-- To be done --
Repeat the records below exactly, leaving out every picture.

[Begin Stored records]

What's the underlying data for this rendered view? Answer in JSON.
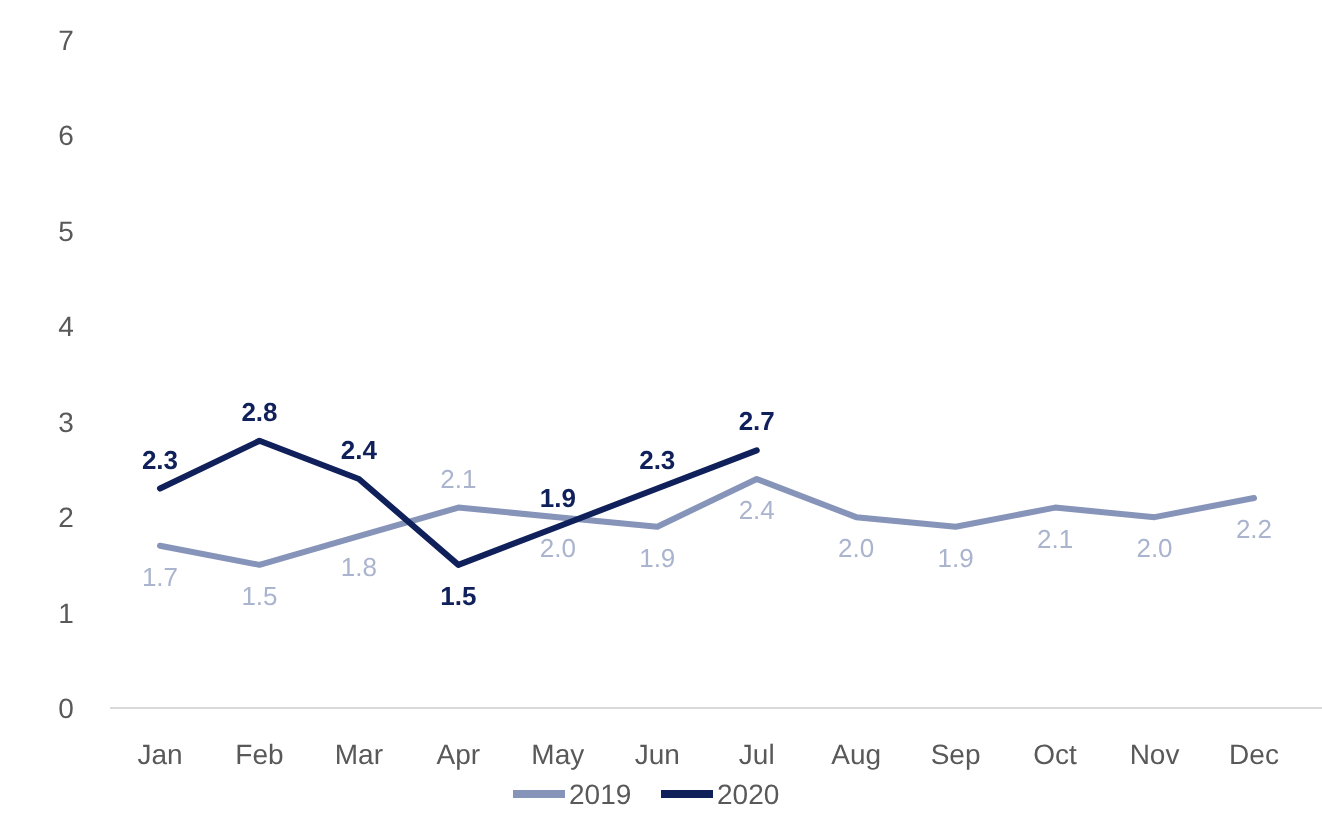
{
  "chart_data": {
    "type": "line",
    "categories": [
      "Jan",
      "Feb",
      "Mar",
      "Apr",
      "May",
      "Jun",
      "Jul",
      "Aug",
      "Sep",
      "Oct",
      "Nov",
      "Dec"
    ],
    "series": [
      {
        "name": "2019",
        "color": "#8794b9",
        "values": [
          1.7,
          1.5,
          1.8,
          2.1,
          2.0,
          1.9,
          2.4,
          2.0,
          1.9,
          2.1,
          2.0,
          2.2
        ],
        "value_labels": [
          "1.7",
          "1.5",
          "1.8",
          "2.1",
          "2.0",
          "1.9",
          "2.4",
          "2.0",
          "1.9",
          "2.1",
          "2.0",
          "2.2"
        ]
      },
      {
        "name": "2020",
        "color": "#10205a",
        "values": [
          2.3,
          2.8,
          2.4,
          1.5,
          1.9,
          2.3,
          2.7,
          null,
          null,
          null,
          null,
          null
        ],
        "value_labels": [
          "2.3",
          "2.8",
          "2.4",
          "1.5",
          "1.9",
          "2.3",
          "2.7",
          null,
          null,
          null,
          null,
          null
        ]
      }
    ],
    "ylim": [
      0,
      7
    ],
    "yticks": [
      0,
      1,
      2,
      3,
      4,
      5,
      6,
      7
    ],
    "grid": false,
    "legend": "bottom",
    "marker": "none",
    "line_style": "solid"
  }
}
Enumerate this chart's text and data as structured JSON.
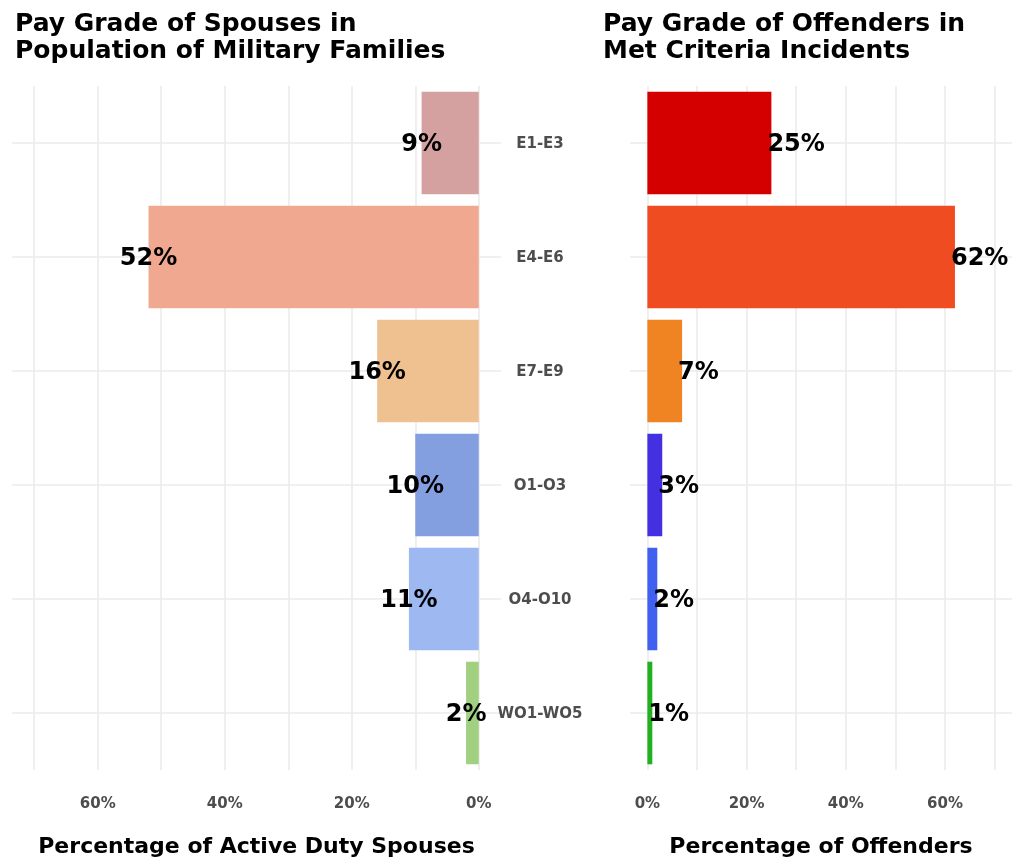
{
  "chart_data": [
    {
      "type": "bar",
      "orientation": "horizontal",
      "title": "Pay Grade of Spouses in\nPopulation of Military Families",
      "xlabel": "Percentage of Active Duty Spouses",
      "categories": [
        "E1-E3",
        "E4-E6",
        "E7-E9",
        "O1-O3",
        "O4-O10",
        "WO1-WO5"
      ],
      "values": [
        9,
        52,
        16,
        10,
        11,
        2
      ],
      "value_labels": [
        "9%",
        "52%",
        "16%",
        "10%",
        "11%",
        "2%"
      ],
      "colors": [
        "#d4a0a0",
        "#f0a990",
        "#f0c190",
        "#849fe0",
        "#9eb9f2",
        "#a0d080"
      ],
      "xlim": [
        73.5,
        -3.5
      ],
      "xticks": [
        {
          "value": 70,
          "label": null
        },
        {
          "value": 60,
          "label": "60%"
        },
        {
          "value": 50,
          "label": null
        },
        {
          "value": 40,
          "label": "40%"
        },
        {
          "value": 30,
          "label": null
        },
        {
          "value": 20,
          "label": "20%"
        },
        {
          "value": 10,
          "label": null
        },
        {
          "value": 0,
          "label": "0%"
        }
      ],
      "grid": true
    },
    {
      "type": "bar",
      "orientation": "horizontal",
      "title": "Pay Grade of Offenders in\nMet Criteria Incidents",
      "xlabel": "Percentage of Offenders",
      "categories": [
        null,
        null,
        null,
        null,
        null,
        null
      ],
      "values": [
        25,
        62,
        7,
        3,
        2,
        1
      ],
      "value_labels": [
        "25%",
        "62%",
        "7%",
        "3%",
        "2%",
        "1%"
      ],
      "colors": [
        "#d40000",
        "#f04c22",
        "#f08422",
        "#4430e0",
        "#4060f0",
        "#20b020"
      ],
      "xlim": [
        -3.5,
        73.5
      ],
      "xticks": [
        {
          "value": 0,
          "label": "0%"
        },
        {
          "value": 10,
          "label": null
        },
        {
          "value": 20,
          "label": "20%"
        },
        {
          "value": 30,
          "label": null
        },
        {
          "value": 40,
          "label": "40%"
        },
        {
          "value": 50,
          "label": null
        },
        {
          "value": 60,
          "label": "60%"
        },
        {
          "value": 70,
          "label": null
        }
      ],
      "grid": true
    }
  ]
}
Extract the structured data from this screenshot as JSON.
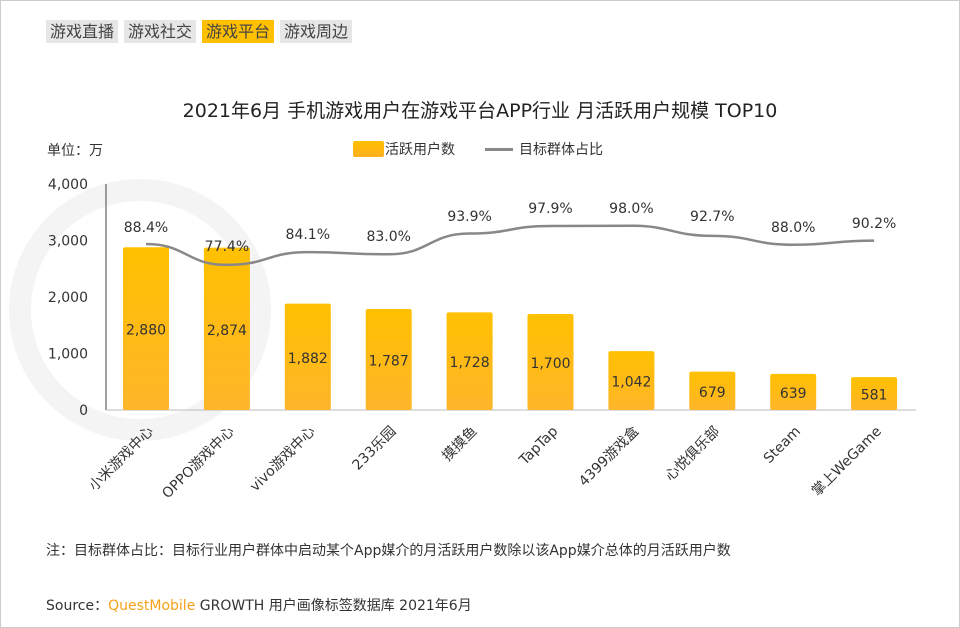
{
  "tabs": [
    "游戏直播",
    "游戏社交",
    "游戏平台",
    "游戏周边"
  ],
  "active_tab": 2,
  "unit": "单位：万",
  "note": "注：目标群体占比：目标行业用户群体中启动某个App媒介的月活跃用户数除以该App媒介总体的月活跃用户数",
  "source_prefix": "Source：",
  "source_brand": "QuestMobile",
  "source_rest": " GROWTH 用户画像标签数据库 2021年6月",
  "watermark": "QUEST MOBILE",
  "chart_data": {
    "type": "bar",
    "title": "2021年6月 手机游戏用户在游戏平台APP行业 月活跃用户规模 TOP10",
    "categories": [
      "小米游戏中心",
      "OPPO游戏中心",
      "vivo游戏中心",
      "233乐园",
      "摸摸鱼",
      "TapTap",
      "4399游戏盒",
      "心悦俱乐部",
      "Steam",
      "掌上WeGame"
    ],
    "series": [
      {
        "name": "活跃用户数",
        "type": "bar",
        "values": [
          2880,
          2874,
          1882,
          1787,
          1728,
          1700,
          1042,
          679,
          639,
          581
        ],
        "labels": [
          "2,880",
          "2,874",
          "1,882",
          "1,787",
          "1,728",
          "1,700",
          "1,042",
          "679",
          "639",
          "581"
        ],
        "color": "#ffc000"
      },
      {
        "name": "目标群体占比",
        "type": "line",
        "values": [
          88.4,
          77.4,
          84.1,
          83.0,
          93.9,
          97.9,
          98.0,
          92.7,
          88.0,
          90.2
        ],
        "labels": [
          "88.4%",
          "77.4%",
          "84.1%",
          "83.0%",
          "93.9%",
          "97.9%",
          "98.0%",
          "92.7%",
          "88.0%",
          "90.2%"
        ],
        "color": "#888888"
      }
    ],
    "ylim": [
      0,
      4000
    ],
    "yticks": [
      "0",
      "1,000",
      "2,000",
      "3,000",
      "4,000"
    ],
    "grid": false,
    "legend": "top"
  }
}
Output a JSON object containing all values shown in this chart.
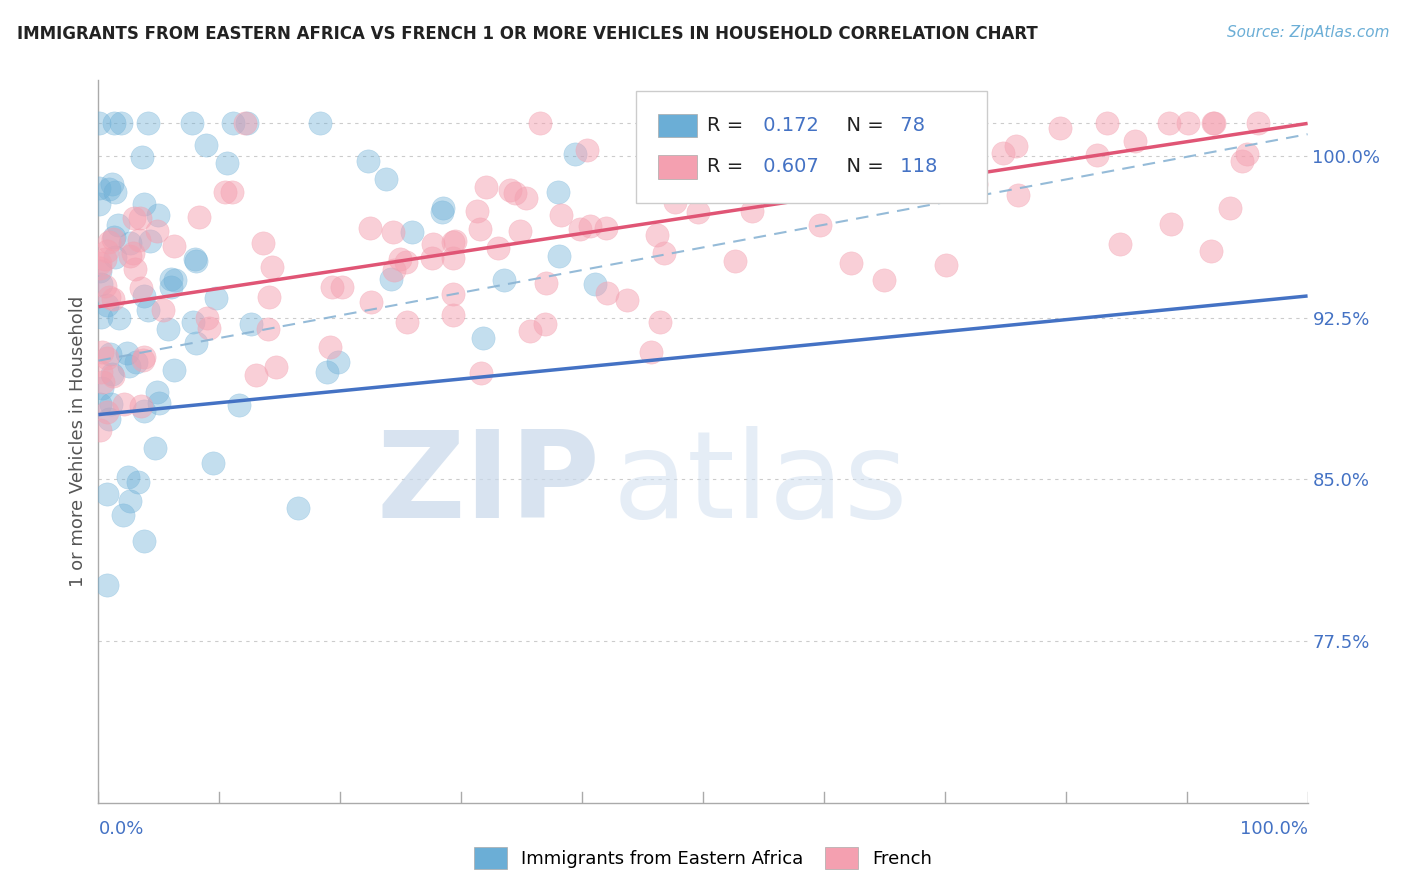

[End Stored records]

-- Solution below --
What's the underlying data for this rendered view? Answer in JSON.
{
  "chart_data": {
    "type": "line",
    "categories": [
      "Jan",
      "Feb",
      "Mar",
      "Apr",
      "May",
      "Jun",
      "Jul",
      "Aug",
      "Sep",
      "Oct",
      "Nov",
      "Dec"
    ],
    "series": [
      {
        "name": "2019",
        "color": "#8794b9",
        "values": [
          1.7,
          1.5,
          1.8,
          2.1,
          2.0,
          1.9,
          2.4,
          2.0,
          1.9,
          2.1,
          2.0,
          2.2
        ],
        "value_labels": [
          "1.7",
          "1.5",
          "1.8",
          "2.1",
          "2.0",
          "1.9",
          "2.4",
          "2.0",
          "1.9",
          "2.1",
          "2.0",
          "2.2"
        ]
      },
      {
        "name": "2020",
        "color": "#10205a",
        "values": [
          2.3,
          2.8,
          2.4,
          1.5,
          1.9,
          2.3,
          2.7,
          null,
          null,
          null,
          null,
          null
        ],
        "value_labels": [
          "2.3",
          "2.8",
          "2.4",
          "1.5",
          "1.9",
          "2.3",
          "2.7",
          null,
          null,
          null,
          null,
          null
        ]
      }
    ],
    "ylim": [
      0,
      7
    ],
    "yticks": [
      0,
      1,
      2,
      3,
      4,
      5,
      6,
      7
    ],
    "grid": false,
    "legend": "bottom",
    "marker": "none",
    "line_style": "solid"
  }
}
Enumerate this chart's text and data as structured JSON.
{
  "chart_data": [
    {
      "type": "bar",
      "orientation": "horizontal",
      "title": "Pay Grade of Spouses in\nPopulation of Military Families",
      "xlabel": "Percentage of Active Duty Spouses",
      "categories": [
        "E1-E3",
        "E4-E6",
        "E7-E9",
        "O1-O3",
        "O4-O10",
        "WO1-WO5"
      ],
      "values": [
        9,
        52,
        16,
        10,
        11,
        2
      ],
      "value_labels": [
        "9%",
        "52%",
        "16%",
        "10%",
        "11%",
        "2%"
      ],
      "colors": [
        "#d4a0a0",
        "#f0a990",
        "#f0c190",
        "#849fe0",
        "#9eb9f2",
        "#a0d080"
      ],
      "xlim": [
        73.5,
        -3.5
      ],
      "xticks": [
        {
          "value": 70,
          "label": null
        },
        {
          "value": 60,
          "label": "60%"
        },
        {
          "value": 50,
          "label": null
        },
        {
          "value": 40,
          "label": "40%"
        },
        {
          "value": 30,
          "label": null
        },
        {
          "value": 20,
          "label": "20%"
        },
        {
          "value": 10,
          "label": null
        },
        {
          "value": 0,
          "label": "0%"
        }
      ],
      "grid": true
    },
    {
      "type": "bar",
      "orientation": "horizontal",
      "title": "Pay Grade of Offenders in\nMet Criteria Incidents",
      "xlabel": "Percentage of Offenders",
      "categories": [
        null,
        null,
        null,
        null,
        null,
        null
      ],
      "values": [
        25,
        62,
        7,
        3,
        2,
        1
      ],
      "value_labels": [
        "25%",
        "62%",
        "7%",
        "3%",
        "2%",
        "1%"
      ],
      "colors": [
        "#d40000",
        "#f04c22",
        "#f08422",
        "#4430e0",
        "#4060f0",
        "#20b020"
      ],
      "xlim": [
        -3.5,
        73.5
      ],
      "xticks": [
        {
          "value": 0,
          "label": "0%"
        },
        {
          "value": 10,
          "label": null
        },
        {
          "value": 20,
          "label": "20%"
        },
        {
          "value": 30,
          "label": null
        },
        {
          "value": 40,
          "label": "40%"
        },
        {
          "value": 50,
          "label": null
        },
        {
          "value": 60,
          "label": "60%"
        },
        {
          "value": 70,
          "label": null
        }
      ],
      "grid": true
    }
  ]
}
Extract the structured data from this screenshot as JSON.
{
  "tabs": [
    "游戏直播",
    "游戏社交",
    "游戏平台",
    "游戏周边"
  ],
  "active_tab": 2,
  "unit": "单位：万",
  "note": "注：目标群体占比：目标行业用户群体中启动某个App媒介的月活跃用户数除以该App媒介总体的月活跃用户数",
  "source_prefix": "Source：",
  "source_brand": "QuestMobile",
  "source_rest": " GROWTH 用户画像标签数据库 2021年6月",
  "watermark": "QUEST MOBILE",
  "chart_data": {
    "type": "bar",
    "title": "2021年6月 手机游戏用户在游戏平台APP行业 月活跃用户规模 TOP10",
    "categories": [
      "小米游戏中心",
      "OPPO游戏中心",
      "vivo游戏中心",
      "233乐园",
      "摸摸鱼",
      "TapTap",
      "4399游戏盒",
      "心悦俱乐部",
      "Steam",
      "掌上WeGame"
    ],
    "series": [
      {
        "name": "活跃用户数",
        "type": "bar",
        "values": [
          2880,
          2874,
          1882,
          1787,
          1728,
          1700,
          1042,
          679,
          639,
          581
        ],
        "labels": [
          "2,880",
          "2,874",
          "1,882",
          "1,787",
          "1,728",
          "1,700",
          "1,042",
          "679",
          "639",
          "581"
        ],
        "color": "#ffc000"
      },
      {
        "name": "目标群体占比",
        "type": "line",
        "values": [
          88.4,
          77.4,
          84.1,
          83.0,
          93.9,
          97.9,
          98.0,
          92.7,
          88.0,
          90.2
        ],
        "labels": [
          "88.4%",
          "77.4%",
          "84.1%",
          "83.0%",
          "93.9%",
          "97.9%",
          "98.0%",
          "92.7%",
          "88.0%",
          "90.2%"
        ],
        "color": "#888888"
      }
    ],
    "ylim": [
      0,
      4000
    ],
    "yticks": [
      "0",
      "1,000",
      "2,000",
      "3,000",
      "4,000"
    ],
    "grid": false,
    "legend": "top"
  }
}
Output a JSON object containing all values shown in this chart.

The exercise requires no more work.